Data shown:
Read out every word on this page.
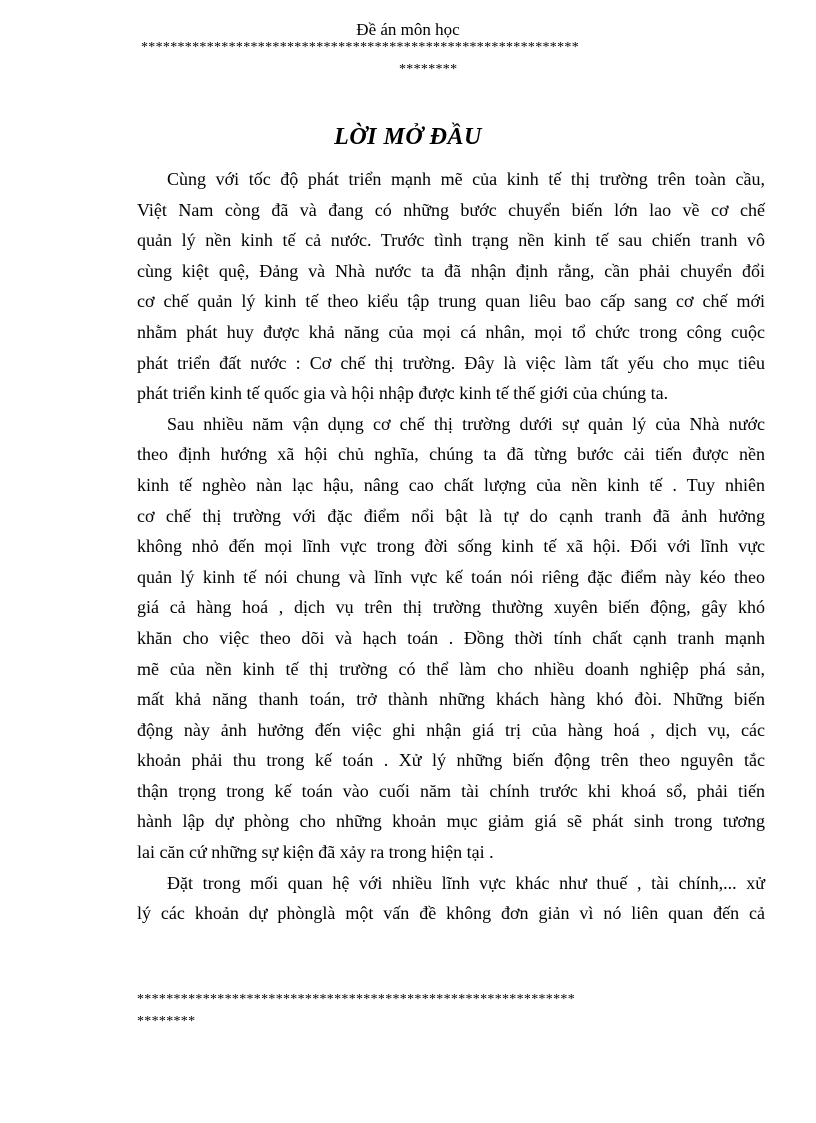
Đề án môn học
************************************************************
********
LỜI MỞ ĐẦU
Cùng với tốc độ phát triển mạnh mẽ của kinh tế thị trường trên toàn cầu,
Việt Nam còng đã và đang có những bước chuyển biến lớn lao về cơ chế
quản lý nền kinh tế cả nước. Trước tình trạng nền kinh tế sau chiến tranh vô
cùng kiệt quệ, Đảng và Nhà nước ta đã nhận định rằng, cần phải chuyển đổi
cơ chế quản lý kinh tế theo kiểu tập trung quan liêu bao cấp sang cơ chế mới
nhằm phát huy được khả năng của mọi cá nhân, mọi tổ chức trong công cuộc
phát triển đất nước : Cơ chế thị trường. Đây là việc làm tất yếu cho mục tiêu
phát triển kinh tế quốc gia và hội nhập được kinh tế thế giới của chúng ta.
Sau nhiều năm vận dụng cơ chế thị trường dưới sự quản lý của Nhà nước
theo định hướng xã hội chủ nghĩa, chúng ta đã từng bước cải tiến được nền
kinh tế nghèo nàn lạc hậu, nâng cao chất lượng của nền kinh tế . Tuy nhiên
cơ chế thị trường với đặc điểm nổi bật là tự do cạnh tranh đã ảnh hưởng
không nhỏ đến mọi lĩnh vực trong đời sống kinh tế xã hội. Đối với lĩnh vực
quản lý kinh tế nói chung và lĩnh vực kế toán nói riêng đặc điểm này kéo theo
giá cả hàng hoá , dịch vụ trên thị trường thường xuyên biến động, gây khó
khăn cho việc theo dõi và hạch toán . Đồng thời tính chất cạnh tranh mạnh
mẽ của nền kinh tế thị trường có thể làm cho nhiều doanh nghiệp phá sản,
mất khả năng thanh toán, trở thành những khách hàng khó đòi. Những biến
động này ảnh hưởng đến việc ghi nhận giá trị của hàng hoá , dịch vụ, các
khoản phải thu trong kế toán . Xử lý những biến động trên theo nguyên tắc
thận trọng trong kế toán vào cuối năm tài chính trước khi khoá sổ, phải tiến
hành lập dự phòng cho những khoản mục giảm giá sẽ phát sinh trong tương
lai căn cứ những sự kiện đã xảy ra trong hiện tại .
Đặt trong mối quan hệ với nhiều lĩnh vực khác như thuế , tài chính,... xử
lý các khoản dự phònglà một vấn đề không đơn giản vì nó liên quan đến cả
************************************************************
********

Stated goal:
Scan the records above for the string "định", then report every line that contains it.

Answer:
cùng kiệt quệ, Đảng và Nhà nước ta đã nhận định rằng, cần phải chuyển đổi
theo định hướng xã hội chủ nghĩa, chúng ta đã từng bước cải tiến được nền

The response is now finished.